### Request
Filter the entries that follow, copying every line in which the word "างแรงจ" appears.

### Provided material
Begin
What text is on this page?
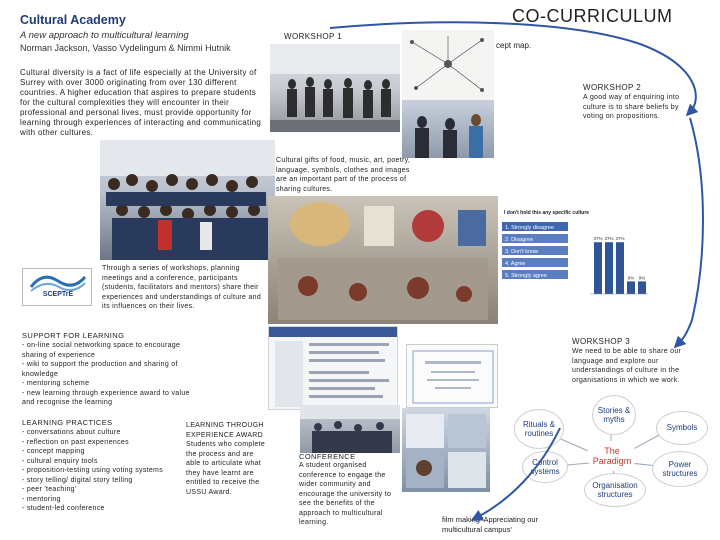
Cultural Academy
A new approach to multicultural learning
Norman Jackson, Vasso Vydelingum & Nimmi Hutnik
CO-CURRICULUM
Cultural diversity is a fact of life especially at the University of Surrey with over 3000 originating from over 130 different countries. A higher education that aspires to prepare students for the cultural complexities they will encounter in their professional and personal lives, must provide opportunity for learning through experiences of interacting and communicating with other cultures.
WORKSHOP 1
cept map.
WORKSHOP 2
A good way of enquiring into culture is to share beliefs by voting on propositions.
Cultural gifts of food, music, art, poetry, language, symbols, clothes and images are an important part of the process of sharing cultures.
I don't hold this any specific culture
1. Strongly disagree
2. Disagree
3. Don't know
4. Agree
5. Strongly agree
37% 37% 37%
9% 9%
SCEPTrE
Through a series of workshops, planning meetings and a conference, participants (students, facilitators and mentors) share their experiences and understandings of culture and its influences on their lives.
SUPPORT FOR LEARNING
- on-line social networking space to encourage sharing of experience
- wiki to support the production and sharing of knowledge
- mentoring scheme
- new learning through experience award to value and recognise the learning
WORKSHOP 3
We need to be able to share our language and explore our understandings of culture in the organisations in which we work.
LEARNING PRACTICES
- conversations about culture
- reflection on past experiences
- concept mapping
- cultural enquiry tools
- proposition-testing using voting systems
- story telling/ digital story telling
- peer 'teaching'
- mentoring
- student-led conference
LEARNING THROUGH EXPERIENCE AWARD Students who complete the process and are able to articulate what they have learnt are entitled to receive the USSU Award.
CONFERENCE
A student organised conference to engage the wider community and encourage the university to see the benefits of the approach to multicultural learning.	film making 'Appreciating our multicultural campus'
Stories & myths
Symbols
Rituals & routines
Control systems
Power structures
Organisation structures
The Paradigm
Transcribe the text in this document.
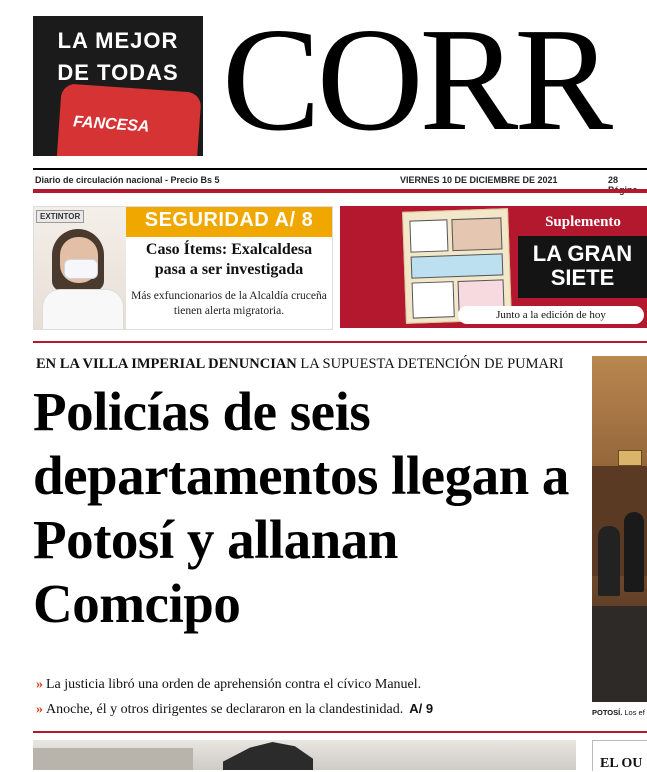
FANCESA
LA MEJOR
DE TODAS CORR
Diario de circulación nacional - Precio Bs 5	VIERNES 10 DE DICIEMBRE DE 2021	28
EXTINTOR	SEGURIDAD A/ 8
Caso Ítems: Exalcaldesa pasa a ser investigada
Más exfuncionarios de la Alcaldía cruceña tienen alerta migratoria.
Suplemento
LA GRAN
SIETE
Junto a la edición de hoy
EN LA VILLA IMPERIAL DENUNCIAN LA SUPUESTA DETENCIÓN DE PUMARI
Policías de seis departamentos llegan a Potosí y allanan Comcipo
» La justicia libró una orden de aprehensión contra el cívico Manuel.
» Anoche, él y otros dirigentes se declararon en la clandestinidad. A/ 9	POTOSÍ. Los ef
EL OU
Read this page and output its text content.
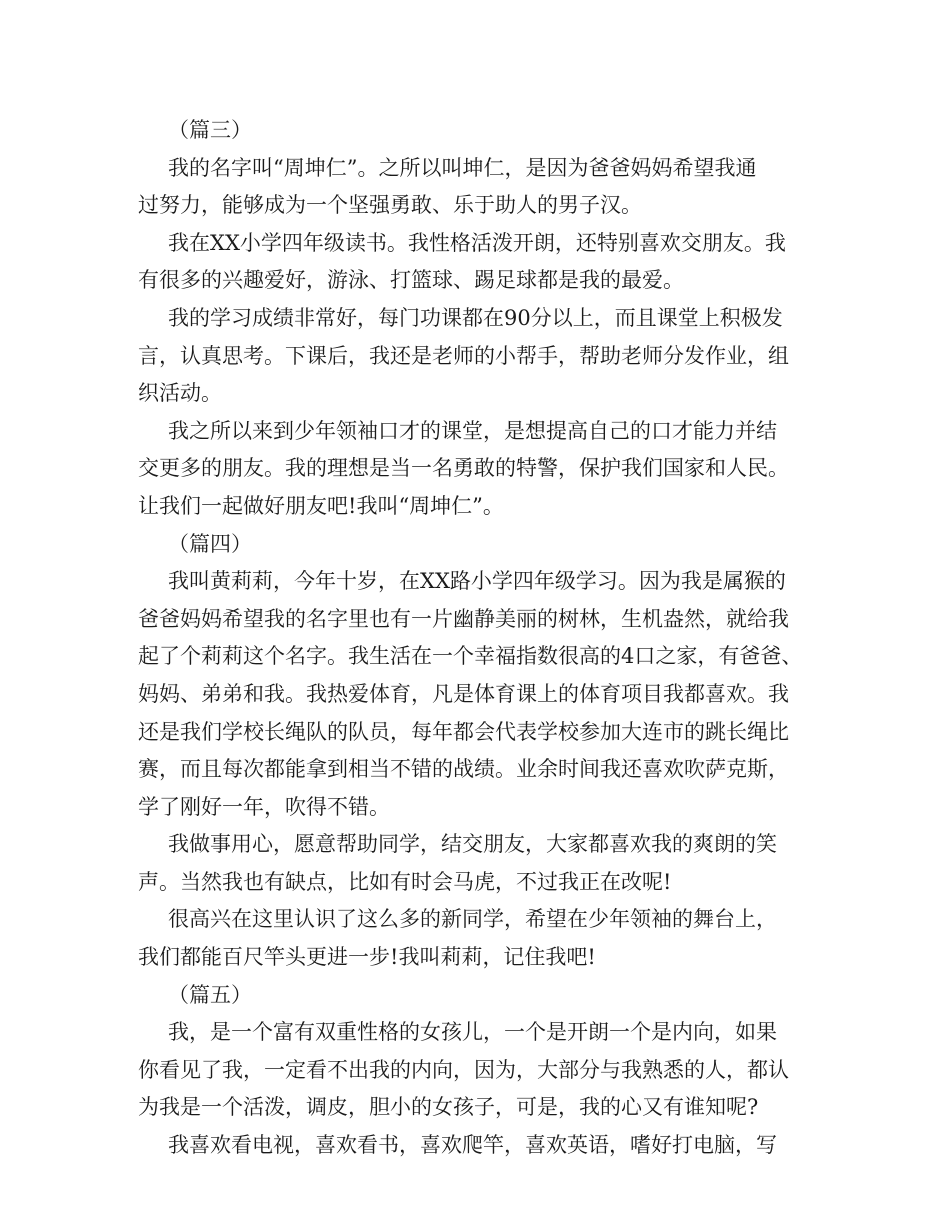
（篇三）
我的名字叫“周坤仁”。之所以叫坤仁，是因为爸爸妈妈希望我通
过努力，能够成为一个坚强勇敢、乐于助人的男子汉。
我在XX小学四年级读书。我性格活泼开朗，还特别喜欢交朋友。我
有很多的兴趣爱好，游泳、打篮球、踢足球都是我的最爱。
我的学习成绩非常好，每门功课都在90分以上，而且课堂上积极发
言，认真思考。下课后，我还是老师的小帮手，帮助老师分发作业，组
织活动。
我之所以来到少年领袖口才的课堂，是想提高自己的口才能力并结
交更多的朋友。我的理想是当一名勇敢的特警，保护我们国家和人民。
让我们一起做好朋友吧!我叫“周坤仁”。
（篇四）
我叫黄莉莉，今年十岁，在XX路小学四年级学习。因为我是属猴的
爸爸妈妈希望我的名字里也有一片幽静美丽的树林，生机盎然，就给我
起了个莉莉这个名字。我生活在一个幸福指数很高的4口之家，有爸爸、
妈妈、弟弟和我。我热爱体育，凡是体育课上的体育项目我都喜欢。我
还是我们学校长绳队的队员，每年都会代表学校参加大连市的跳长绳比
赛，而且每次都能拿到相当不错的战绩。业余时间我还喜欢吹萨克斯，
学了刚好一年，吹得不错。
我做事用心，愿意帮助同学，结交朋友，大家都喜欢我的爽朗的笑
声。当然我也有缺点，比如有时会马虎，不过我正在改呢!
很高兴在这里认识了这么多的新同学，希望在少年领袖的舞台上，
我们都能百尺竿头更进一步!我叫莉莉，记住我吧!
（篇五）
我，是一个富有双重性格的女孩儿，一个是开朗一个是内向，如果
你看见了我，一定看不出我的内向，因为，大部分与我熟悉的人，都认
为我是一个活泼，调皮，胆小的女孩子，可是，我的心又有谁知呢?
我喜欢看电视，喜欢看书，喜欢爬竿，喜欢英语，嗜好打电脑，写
End
Begin
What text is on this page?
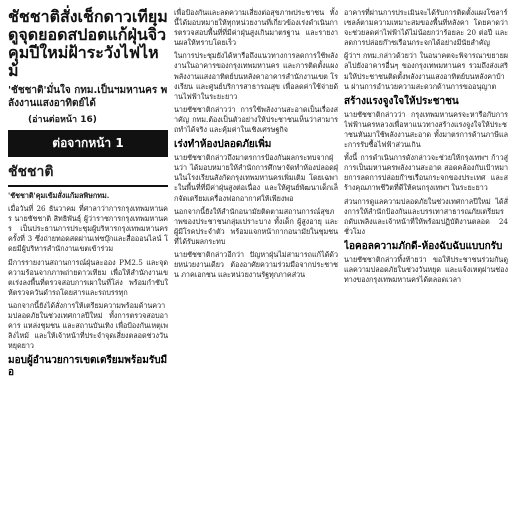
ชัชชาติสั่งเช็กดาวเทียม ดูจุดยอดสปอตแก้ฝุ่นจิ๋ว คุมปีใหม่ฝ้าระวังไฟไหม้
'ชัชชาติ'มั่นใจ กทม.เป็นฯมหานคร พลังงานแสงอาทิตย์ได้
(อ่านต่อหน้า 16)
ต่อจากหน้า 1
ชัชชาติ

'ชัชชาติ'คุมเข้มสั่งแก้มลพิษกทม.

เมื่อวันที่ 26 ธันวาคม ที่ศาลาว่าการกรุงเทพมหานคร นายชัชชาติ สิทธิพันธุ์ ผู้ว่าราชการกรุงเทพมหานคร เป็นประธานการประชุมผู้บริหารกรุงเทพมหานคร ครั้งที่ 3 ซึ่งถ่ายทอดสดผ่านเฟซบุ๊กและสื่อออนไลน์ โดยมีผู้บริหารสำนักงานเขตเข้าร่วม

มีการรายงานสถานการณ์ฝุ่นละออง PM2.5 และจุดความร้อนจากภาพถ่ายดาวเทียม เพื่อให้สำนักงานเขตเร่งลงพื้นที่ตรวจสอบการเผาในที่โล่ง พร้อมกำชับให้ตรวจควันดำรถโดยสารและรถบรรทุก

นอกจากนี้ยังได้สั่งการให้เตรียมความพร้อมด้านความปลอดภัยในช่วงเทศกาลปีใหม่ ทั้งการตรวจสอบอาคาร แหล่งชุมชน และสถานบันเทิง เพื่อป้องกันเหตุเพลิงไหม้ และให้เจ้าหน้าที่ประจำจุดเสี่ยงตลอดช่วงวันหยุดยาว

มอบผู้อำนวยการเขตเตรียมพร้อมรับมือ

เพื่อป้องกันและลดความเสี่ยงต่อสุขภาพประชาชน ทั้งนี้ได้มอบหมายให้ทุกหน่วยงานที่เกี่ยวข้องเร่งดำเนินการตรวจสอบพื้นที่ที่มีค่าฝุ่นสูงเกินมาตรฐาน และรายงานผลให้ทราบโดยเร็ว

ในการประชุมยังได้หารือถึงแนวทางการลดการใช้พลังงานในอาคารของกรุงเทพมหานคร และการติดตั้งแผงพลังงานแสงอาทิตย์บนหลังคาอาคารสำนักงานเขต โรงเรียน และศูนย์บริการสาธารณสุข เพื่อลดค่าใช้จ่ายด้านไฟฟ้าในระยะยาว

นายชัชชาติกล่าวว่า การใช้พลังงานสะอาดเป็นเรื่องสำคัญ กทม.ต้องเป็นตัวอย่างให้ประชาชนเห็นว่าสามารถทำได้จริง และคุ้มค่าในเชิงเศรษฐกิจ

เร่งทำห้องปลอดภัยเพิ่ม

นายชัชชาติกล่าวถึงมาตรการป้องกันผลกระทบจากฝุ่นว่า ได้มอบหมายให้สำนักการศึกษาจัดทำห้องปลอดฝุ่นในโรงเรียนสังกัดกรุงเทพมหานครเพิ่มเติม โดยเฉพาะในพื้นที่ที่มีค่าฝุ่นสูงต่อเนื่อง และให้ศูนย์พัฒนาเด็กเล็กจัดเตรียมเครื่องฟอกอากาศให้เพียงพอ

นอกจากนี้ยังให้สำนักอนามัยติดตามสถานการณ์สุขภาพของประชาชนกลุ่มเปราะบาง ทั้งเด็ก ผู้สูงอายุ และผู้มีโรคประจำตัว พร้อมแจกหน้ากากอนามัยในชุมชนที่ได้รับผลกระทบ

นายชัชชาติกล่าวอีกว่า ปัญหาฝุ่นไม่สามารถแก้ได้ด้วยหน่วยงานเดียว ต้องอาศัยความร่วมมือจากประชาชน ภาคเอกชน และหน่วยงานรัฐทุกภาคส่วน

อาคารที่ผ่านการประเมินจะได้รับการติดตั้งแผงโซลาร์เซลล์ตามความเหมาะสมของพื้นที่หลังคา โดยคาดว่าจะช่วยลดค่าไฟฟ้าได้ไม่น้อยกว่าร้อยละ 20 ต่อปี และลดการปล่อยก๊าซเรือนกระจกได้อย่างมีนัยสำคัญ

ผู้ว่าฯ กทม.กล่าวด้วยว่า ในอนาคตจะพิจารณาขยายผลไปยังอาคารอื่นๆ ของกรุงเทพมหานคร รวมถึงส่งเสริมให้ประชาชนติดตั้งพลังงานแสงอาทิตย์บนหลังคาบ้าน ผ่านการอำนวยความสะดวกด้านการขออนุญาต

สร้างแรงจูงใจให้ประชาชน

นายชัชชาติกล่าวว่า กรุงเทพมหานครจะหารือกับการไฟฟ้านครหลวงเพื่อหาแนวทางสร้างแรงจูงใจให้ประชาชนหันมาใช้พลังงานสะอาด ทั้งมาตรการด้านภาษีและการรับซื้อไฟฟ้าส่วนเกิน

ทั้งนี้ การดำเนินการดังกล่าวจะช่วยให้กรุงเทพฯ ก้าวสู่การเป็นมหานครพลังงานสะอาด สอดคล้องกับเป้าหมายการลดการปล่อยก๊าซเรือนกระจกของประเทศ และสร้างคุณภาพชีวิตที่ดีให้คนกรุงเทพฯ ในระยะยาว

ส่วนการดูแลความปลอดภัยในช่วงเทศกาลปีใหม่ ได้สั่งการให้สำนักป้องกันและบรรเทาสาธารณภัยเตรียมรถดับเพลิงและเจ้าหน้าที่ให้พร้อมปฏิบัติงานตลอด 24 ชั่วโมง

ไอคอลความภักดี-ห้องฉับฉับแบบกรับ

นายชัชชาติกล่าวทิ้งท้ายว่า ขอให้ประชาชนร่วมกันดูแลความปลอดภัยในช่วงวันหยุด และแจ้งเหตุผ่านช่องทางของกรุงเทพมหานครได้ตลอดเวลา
End
### Task output
สร้างแรงจูงใจให้ประชาชน
นายชัชชาติกล่าวว่า กรุงเทพมหานครจะหารือกับการไฟฟ้านครหลวงเพื่อหาแนวทางสร้างแรงจูงใจให้ประชาชนหันมาใช้พลังงานสะอาด ทั้งมาตรการด้านภาษีและการรับซื้อไฟฟ้าส่วนเกิน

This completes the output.